ENTRIES
◆ ◆ ◆ ◆

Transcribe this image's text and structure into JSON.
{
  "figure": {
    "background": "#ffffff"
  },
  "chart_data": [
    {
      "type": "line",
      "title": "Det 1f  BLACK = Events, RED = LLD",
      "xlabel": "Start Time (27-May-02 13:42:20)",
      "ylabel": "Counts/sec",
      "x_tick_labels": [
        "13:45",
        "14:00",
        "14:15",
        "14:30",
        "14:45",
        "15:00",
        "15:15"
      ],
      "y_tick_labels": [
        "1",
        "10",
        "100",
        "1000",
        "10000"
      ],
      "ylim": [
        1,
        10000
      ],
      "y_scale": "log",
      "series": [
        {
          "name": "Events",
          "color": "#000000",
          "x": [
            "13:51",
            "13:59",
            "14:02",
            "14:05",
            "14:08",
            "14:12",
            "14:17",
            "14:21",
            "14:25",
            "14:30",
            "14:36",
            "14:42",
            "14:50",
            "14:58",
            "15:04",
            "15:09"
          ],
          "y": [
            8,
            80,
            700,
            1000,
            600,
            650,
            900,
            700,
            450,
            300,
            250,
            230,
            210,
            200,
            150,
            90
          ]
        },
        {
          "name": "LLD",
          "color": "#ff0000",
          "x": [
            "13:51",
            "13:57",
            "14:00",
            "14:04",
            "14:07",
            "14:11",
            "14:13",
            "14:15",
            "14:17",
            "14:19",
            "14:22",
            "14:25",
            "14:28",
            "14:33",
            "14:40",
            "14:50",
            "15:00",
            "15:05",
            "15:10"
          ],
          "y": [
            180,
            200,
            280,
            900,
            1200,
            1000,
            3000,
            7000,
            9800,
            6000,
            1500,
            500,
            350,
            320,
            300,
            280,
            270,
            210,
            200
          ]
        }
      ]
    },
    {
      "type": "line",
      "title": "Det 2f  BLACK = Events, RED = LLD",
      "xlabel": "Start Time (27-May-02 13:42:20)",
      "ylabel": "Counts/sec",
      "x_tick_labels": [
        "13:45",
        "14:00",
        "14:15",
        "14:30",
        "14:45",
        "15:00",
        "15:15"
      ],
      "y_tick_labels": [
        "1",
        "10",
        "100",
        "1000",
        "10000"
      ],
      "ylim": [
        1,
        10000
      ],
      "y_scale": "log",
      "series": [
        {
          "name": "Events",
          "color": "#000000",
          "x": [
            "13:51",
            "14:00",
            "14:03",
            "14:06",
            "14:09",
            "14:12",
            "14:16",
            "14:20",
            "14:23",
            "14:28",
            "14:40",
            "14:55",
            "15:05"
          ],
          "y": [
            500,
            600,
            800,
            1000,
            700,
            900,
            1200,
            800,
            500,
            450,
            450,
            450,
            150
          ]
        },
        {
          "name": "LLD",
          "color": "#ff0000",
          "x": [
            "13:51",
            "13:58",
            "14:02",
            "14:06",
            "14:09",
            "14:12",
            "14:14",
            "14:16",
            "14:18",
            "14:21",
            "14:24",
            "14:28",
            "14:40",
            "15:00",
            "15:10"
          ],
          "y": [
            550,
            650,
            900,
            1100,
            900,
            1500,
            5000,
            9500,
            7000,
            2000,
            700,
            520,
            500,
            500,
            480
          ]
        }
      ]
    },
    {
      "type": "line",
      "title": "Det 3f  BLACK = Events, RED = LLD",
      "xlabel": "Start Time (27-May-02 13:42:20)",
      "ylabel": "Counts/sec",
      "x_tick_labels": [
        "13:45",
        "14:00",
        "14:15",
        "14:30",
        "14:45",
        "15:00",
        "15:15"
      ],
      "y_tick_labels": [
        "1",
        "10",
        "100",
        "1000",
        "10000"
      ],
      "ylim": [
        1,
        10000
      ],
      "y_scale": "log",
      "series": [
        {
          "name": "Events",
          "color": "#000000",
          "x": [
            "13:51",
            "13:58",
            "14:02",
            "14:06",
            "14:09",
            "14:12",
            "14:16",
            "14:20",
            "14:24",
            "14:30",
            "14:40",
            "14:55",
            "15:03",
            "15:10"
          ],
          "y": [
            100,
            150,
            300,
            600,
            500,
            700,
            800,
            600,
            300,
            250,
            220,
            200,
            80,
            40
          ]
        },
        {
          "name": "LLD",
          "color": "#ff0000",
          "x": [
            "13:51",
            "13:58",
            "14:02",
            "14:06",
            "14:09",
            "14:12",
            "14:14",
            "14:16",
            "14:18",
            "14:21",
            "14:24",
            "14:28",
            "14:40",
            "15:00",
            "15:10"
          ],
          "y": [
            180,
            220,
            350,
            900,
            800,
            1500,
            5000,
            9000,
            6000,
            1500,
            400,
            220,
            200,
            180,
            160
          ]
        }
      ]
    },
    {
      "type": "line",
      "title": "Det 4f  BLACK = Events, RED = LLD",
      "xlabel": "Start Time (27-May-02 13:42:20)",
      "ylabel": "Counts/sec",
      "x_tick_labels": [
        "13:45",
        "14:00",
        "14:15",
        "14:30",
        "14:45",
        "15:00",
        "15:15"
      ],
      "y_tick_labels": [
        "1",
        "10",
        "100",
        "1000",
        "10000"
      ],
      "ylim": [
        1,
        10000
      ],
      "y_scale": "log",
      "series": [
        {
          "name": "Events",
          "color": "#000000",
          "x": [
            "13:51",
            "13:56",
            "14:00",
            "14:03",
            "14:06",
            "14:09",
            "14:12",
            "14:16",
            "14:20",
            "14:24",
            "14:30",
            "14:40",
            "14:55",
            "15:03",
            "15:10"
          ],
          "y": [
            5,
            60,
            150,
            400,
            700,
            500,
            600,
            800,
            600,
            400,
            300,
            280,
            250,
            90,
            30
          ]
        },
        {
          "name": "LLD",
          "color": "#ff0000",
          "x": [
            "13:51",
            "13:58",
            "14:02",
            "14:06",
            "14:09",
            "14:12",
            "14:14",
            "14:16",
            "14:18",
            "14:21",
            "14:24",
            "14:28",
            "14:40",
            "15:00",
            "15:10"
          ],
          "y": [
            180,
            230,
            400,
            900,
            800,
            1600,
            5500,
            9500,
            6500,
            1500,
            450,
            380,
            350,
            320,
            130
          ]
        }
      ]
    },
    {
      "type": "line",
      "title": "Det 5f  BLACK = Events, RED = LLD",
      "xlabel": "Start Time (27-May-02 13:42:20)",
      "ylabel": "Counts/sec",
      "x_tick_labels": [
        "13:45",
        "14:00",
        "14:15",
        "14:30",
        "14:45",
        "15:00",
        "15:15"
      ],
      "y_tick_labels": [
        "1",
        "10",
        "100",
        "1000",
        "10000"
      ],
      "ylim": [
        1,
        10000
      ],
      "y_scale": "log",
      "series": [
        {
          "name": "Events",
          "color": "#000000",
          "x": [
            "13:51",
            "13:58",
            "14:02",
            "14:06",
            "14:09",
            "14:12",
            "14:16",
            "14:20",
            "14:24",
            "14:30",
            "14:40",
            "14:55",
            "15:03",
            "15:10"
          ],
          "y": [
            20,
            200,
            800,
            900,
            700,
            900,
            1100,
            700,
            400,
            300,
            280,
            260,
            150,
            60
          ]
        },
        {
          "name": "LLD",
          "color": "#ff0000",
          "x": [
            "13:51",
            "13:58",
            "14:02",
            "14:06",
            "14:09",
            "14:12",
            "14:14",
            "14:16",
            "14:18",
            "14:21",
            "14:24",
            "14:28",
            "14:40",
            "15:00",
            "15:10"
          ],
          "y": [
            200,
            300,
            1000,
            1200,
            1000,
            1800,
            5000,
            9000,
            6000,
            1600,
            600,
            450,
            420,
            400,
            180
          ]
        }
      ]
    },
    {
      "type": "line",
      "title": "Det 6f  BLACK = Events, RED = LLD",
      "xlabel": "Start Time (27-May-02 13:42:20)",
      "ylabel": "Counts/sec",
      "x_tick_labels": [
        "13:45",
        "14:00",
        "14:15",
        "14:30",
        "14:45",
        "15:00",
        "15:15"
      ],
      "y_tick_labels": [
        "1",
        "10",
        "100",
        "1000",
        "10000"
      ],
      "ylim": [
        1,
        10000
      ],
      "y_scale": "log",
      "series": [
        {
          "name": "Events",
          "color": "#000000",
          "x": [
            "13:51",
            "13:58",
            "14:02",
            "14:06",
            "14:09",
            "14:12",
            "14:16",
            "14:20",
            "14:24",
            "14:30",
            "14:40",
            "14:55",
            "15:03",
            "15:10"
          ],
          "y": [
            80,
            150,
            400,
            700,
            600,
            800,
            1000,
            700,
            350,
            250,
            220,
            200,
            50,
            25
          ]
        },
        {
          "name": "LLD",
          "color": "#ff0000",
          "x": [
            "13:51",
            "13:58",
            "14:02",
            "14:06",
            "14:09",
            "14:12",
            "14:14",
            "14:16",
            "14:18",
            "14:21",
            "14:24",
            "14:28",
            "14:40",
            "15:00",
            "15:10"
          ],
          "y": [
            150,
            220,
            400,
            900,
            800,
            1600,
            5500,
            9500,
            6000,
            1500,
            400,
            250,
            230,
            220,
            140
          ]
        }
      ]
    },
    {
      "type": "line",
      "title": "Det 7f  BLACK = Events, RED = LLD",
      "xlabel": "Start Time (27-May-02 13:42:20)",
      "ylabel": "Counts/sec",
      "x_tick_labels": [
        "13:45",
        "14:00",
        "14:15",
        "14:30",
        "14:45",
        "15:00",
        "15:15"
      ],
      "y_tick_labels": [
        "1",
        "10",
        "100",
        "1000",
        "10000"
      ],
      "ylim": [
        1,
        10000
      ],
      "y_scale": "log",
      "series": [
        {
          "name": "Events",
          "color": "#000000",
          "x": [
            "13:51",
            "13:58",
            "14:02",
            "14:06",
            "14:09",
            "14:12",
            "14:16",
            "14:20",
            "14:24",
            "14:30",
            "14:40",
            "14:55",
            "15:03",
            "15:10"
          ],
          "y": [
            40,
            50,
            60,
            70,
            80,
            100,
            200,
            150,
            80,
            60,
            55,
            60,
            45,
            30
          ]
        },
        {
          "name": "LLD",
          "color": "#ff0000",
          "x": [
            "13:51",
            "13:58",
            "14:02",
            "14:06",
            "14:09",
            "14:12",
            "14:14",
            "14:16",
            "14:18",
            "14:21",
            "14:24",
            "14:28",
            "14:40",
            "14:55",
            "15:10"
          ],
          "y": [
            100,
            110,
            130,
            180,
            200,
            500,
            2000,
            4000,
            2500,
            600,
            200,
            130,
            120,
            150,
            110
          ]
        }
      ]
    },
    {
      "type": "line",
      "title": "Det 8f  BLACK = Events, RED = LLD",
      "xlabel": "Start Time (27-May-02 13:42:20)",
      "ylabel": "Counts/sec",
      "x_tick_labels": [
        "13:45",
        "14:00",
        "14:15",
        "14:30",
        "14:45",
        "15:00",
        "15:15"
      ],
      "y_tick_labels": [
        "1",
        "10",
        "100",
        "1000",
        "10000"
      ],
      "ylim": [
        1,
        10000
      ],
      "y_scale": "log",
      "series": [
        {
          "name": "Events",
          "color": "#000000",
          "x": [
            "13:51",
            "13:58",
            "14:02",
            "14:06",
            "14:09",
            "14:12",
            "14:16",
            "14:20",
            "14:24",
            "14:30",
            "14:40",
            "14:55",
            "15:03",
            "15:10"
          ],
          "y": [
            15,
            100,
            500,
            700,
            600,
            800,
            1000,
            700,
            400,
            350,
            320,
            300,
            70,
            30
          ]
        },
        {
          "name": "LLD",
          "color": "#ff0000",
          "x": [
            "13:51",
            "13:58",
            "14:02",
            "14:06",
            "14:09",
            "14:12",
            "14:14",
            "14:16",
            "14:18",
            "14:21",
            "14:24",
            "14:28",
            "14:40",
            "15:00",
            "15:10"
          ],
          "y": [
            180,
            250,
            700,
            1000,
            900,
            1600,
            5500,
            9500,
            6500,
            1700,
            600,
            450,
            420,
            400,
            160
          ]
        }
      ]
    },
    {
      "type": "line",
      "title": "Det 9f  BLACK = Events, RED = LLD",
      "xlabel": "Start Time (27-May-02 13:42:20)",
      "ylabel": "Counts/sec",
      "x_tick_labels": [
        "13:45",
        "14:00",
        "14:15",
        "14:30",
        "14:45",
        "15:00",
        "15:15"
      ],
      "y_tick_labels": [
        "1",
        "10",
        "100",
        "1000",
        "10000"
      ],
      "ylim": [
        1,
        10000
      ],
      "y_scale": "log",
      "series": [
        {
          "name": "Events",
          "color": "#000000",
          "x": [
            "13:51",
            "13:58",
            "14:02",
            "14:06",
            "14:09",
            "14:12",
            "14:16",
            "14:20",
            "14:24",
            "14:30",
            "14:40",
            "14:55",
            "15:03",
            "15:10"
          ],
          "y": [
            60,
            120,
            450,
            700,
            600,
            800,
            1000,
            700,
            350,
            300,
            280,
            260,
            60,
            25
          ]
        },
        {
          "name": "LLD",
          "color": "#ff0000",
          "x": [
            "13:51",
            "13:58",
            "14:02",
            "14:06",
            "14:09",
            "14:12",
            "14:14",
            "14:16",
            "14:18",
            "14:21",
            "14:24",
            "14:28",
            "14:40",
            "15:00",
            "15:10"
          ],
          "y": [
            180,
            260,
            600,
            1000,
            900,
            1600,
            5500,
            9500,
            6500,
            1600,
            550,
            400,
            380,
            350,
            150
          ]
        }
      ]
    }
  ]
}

◆ ◆ ◆ ◆

WORK TO DO
Return only the number of lines in the entries that contain the string "title".

SOLUTION TO THIS PROBLEM
9